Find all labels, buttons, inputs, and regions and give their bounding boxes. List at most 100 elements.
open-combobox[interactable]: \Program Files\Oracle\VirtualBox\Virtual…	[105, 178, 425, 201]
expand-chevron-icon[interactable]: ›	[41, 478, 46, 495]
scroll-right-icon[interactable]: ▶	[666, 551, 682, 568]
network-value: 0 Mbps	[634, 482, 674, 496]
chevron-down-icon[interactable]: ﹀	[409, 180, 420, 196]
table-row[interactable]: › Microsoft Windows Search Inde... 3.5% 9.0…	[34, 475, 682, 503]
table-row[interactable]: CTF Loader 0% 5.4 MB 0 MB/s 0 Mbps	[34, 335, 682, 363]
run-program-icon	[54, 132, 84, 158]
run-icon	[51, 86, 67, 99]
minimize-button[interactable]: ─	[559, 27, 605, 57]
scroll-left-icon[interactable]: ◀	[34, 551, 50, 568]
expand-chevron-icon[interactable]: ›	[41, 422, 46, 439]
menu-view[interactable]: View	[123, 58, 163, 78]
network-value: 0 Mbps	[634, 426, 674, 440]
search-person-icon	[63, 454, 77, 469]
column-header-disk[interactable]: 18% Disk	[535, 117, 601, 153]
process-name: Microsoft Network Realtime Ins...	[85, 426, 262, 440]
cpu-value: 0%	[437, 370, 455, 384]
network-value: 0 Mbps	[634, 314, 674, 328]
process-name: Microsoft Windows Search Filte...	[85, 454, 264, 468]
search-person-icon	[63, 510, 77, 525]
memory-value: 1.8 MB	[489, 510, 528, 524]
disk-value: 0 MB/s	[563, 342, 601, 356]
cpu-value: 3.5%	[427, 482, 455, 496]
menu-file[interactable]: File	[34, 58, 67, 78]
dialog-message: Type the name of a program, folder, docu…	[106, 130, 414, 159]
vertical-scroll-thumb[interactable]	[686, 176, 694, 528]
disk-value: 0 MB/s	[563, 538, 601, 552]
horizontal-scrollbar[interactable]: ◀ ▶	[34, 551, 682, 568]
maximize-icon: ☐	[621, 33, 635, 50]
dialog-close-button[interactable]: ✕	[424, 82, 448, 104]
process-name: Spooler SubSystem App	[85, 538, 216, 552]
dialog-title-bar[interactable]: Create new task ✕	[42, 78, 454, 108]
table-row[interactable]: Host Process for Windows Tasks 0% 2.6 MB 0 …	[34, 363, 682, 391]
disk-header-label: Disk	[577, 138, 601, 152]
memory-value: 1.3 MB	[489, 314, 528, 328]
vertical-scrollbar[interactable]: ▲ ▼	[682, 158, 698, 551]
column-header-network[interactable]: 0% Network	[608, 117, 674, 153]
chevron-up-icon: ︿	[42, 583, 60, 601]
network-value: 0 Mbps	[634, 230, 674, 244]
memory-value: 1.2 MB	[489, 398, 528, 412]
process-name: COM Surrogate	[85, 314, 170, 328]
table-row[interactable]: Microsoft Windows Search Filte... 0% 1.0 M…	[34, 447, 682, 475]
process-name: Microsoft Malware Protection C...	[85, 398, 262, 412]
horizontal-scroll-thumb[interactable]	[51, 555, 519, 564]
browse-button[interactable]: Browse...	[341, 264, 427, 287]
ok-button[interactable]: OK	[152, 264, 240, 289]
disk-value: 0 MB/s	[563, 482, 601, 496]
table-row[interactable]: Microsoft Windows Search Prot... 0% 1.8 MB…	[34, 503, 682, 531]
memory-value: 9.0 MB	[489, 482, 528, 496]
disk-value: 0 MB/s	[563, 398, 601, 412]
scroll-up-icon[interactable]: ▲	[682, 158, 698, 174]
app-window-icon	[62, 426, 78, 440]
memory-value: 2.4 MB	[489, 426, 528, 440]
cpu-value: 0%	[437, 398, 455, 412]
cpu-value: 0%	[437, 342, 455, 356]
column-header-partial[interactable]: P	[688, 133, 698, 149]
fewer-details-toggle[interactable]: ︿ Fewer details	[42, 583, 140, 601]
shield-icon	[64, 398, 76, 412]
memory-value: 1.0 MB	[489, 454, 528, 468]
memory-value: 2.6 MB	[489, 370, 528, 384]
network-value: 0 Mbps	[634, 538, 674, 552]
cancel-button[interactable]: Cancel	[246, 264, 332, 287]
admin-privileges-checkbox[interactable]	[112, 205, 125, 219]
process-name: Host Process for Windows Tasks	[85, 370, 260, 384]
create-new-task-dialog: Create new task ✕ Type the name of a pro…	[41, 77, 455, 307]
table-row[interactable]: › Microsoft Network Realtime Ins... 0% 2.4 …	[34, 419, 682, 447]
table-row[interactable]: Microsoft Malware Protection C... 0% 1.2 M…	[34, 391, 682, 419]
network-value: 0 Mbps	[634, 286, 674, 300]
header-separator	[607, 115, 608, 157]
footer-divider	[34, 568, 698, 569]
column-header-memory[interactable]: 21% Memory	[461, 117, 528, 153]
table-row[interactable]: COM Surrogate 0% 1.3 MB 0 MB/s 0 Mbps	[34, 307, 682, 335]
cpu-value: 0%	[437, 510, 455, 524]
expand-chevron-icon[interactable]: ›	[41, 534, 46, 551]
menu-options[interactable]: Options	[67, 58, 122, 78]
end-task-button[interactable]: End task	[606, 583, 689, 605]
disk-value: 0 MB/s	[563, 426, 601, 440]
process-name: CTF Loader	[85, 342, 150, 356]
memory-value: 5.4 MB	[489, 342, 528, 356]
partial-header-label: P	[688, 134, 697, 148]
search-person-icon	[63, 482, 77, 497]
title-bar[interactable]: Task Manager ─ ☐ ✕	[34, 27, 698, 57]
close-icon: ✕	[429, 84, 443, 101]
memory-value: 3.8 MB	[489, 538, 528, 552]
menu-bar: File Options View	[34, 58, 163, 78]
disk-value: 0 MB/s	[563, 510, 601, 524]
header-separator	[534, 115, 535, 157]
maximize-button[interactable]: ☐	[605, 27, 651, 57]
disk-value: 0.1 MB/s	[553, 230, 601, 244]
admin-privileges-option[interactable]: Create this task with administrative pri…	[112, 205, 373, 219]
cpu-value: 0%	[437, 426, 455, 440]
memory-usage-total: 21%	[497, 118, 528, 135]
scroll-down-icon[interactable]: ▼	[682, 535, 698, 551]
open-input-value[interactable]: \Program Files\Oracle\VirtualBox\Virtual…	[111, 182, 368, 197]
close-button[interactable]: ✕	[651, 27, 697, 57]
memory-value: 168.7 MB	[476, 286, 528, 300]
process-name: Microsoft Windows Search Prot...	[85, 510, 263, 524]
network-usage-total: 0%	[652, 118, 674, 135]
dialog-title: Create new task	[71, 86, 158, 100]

========

## TASK GOAL
Rewrite all of the material above, changing "bounding boxes" to "pixel coordinates" and keeping everything else the same.

## TASK RESPONSE
Find all labels, buttons, inputs, and regions and give their pixel coordinates. List at most 100 elements.
open-combobox[interactable]: \Program Files\Oracle\VirtualBox\Virtual…	[105, 178, 425, 201]
expand-chevron-icon[interactable]: ›	[41, 478, 46, 495]
scroll-right-icon[interactable]: ▶	[666, 551, 682, 568]
network-value: 0 Mbps	[634, 482, 674, 496]
chevron-down-icon[interactable]: ﹀	[409, 180, 420, 196]
table-row[interactable]: › Microsoft Windows Search Inde... 3.5% 9.0…	[34, 475, 682, 503]
table-row[interactable]: CTF Loader 0% 5.4 MB 0 MB/s 0 Mbps	[34, 335, 682, 363]
run-program-icon	[54, 132, 84, 158]
run-icon	[51, 86, 67, 99]
minimize-button[interactable]: ─	[559, 27, 605, 57]
scroll-left-icon[interactable]: ◀	[34, 551, 50, 568]
expand-chevron-icon[interactable]: ›	[41, 422, 46, 439]
menu-view[interactable]: View	[123, 58, 163, 78]
network-value: 0 Mbps	[634, 426, 674, 440]
search-person-icon	[63, 454, 77, 469]
column-header-disk[interactable]: 18% Disk	[535, 117, 601, 153]
process-name: Microsoft Network Realtime Ins...	[85, 426, 262, 440]
cpu-value: 0%	[437, 370, 455, 384]
network-value: 0 Mbps	[634, 314, 674, 328]
process-name: Microsoft Windows Search Filte...	[85, 454, 264, 468]
search-person-icon	[63, 510, 77, 525]
memory-value: 1.8 MB	[489, 510, 528, 524]
disk-value: 0 MB/s	[563, 342, 601, 356]
cpu-value: 3.5%	[427, 482, 455, 496]
menu-file[interactable]: File	[34, 58, 67, 78]
dialog-message: Type the name of a program, folder, docu…	[106, 130, 414, 159]
vertical-scroll-thumb[interactable]	[686, 176, 694, 528]
disk-value: 0 MB/s	[563, 538, 601, 552]
horizontal-scrollbar[interactable]: ◀ ▶	[34, 551, 682, 568]
maximize-icon: ☐	[621, 33, 635, 50]
dialog-close-button[interactable]: ✕	[424, 82, 448, 104]
process-name: Spooler SubSystem App	[85, 538, 216, 552]
dialog-title-bar[interactable]: Create new task ✕	[42, 78, 454, 108]
table-row[interactable]: Host Process for Windows Tasks 0% 2.6 MB 0 …	[34, 363, 682, 391]
disk-header-label: Disk	[577, 138, 601, 152]
memory-value: 1.3 MB	[489, 314, 528, 328]
vertical-scrollbar[interactable]: ▲ ▼	[682, 158, 698, 551]
column-header-network[interactable]: 0% Network	[608, 117, 674, 153]
chevron-up-icon: ︿	[42, 583, 60, 601]
network-value: 0 Mbps	[634, 230, 674, 244]
memory-value: 1.2 MB	[489, 398, 528, 412]
process-name: COM Surrogate	[85, 314, 170, 328]
table-row[interactable]: Microsoft Windows Search Filte... 0% 1.0 M…	[34, 447, 682, 475]
process-name: Microsoft Malware Protection C...	[85, 398, 262, 412]
horizontal-scroll-thumb[interactable]	[51, 555, 519, 564]
browse-button[interactable]: Browse...	[341, 264, 427, 287]
ok-button[interactable]: OK	[152, 264, 240, 289]
disk-value: 0 MB/s	[563, 482, 601, 496]
table-row[interactable]: Microsoft Windows Search Prot... 0% 1.8 MB…	[34, 503, 682, 531]
memory-value: 9.0 MB	[489, 482, 528, 496]
disk-value: 0 MB/s	[563, 398, 601, 412]
scroll-up-icon[interactable]: ▲	[682, 158, 698, 174]
app-window-icon	[62, 426, 78, 440]
memory-value: 2.4 MB	[489, 426, 528, 440]
cpu-value: 0%	[437, 398, 455, 412]
cpu-value: 0%	[437, 342, 455, 356]
column-header-partial[interactable]: P	[688, 133, 698, 149]
fewer-details-toggle[interactable]: ︿ Fewer details	[42, 583, 140, 601]
shield-icon	[64, 398, 76, 412]
memory-value: 1.0 MB	[489, 454, 528, 468]
memory-value: 2.6 MB	[489, 370, 528, 384]
network-value: 0 Mbps	[634, 538, 674, 552]
cancel-button[interactable]: Cancel	[246, 264, 332, 287]
admin-privileges-checkbox[interactable]	[112, 205, 125, 219]
process-name: Host Process for Windows Tasks	[85, 370, 260, 384]
create-new-task-dialog: Create new task ✕ Type the name of a pro…	[41, 77, 455, 307]
table-row[interactable]: › Microsoft Network Realtime Ins... 0% 2.4 …	[34, 419, 682, 447]
table-row[interactable]: Microsoft Malware Protection C... 0% 1.2 M…	[34, 391, 682, 419]
network-value: 0 Mbps	[634, 286, 674, 300]
header-separator	[607, 115, 608, 157]
footer-divider	[34, 568, 698, 569]
column-header-memory[interactable]: 21% Memory	[461, 117, 528, 153]
table-row[interactable]: COM Surrogate 0% 1.3 MB 0 MB/s 0 Mbps	[34, 307, 682, 335]
cpu-value: 0%	[437, 510, 455, 524]
expand-chevron-icon[interactable]: ›	[41, 534, 46, 551]
menu-options[interactable]: Options	[67, 58, 122, 78]
end-task-button[interactable]: End task	[606, 583, 689, 605]
disk-value: 0 MB/s	[563, 426, 601, 440]
process-name: CTF Loader	[85, 342, 150, 356]
memory-value: 5.4 MB	[489, 342, 528, 356]
partial-header-label: P	[688, 134, 697, 148]
search-person-icon	[63, 482, 77, 497]
title-bar[interactable]: Task Manager ─ ☐ ✕	[34, 27, 698, 57]
close-icon: ✕	[429, 84, 443, 101]
memory-value: 3.8 MB	[489, 538, 528, 552]
menu-bar: File Options View	[34, 58, 163, 78]
disk-value: 0 MB/s	[563, 510, 601, 524]
header-separator	[534, 115, 535, 157]
maximize-button[interactable]: ☐	[605, 27, 651, 57]
disk-value: 0.1 MB/s	[553, 230, 601, 244]
admin-privileges-option[interactable]: Create this task with administrative pri…	[112, 205, 373, 219]
cpu-value: 0%	[437, 426, 455, 440]
memory-usage-total: 21%	[497, 118, 528, 135]
scroll-down-icon[interactable]: ▼	[682, 535, 698, 551]
open-input-value[interactable]: \Program Files\Oracle\VirtualBox\Virtual…	[111, 182, 368, 197]
close-button[interactable]: ✕	[651, 27, 697, 57]
memory-value: 168.7 MB	[476, 286, 528, 300]
process-name: Microsoft Windows Search Prot...	[85, 510, 263, 524]
network-usage-total: 0%	[652, 118, 674, 135]
dialog-title: Create new task	[71, 86, 158, 100]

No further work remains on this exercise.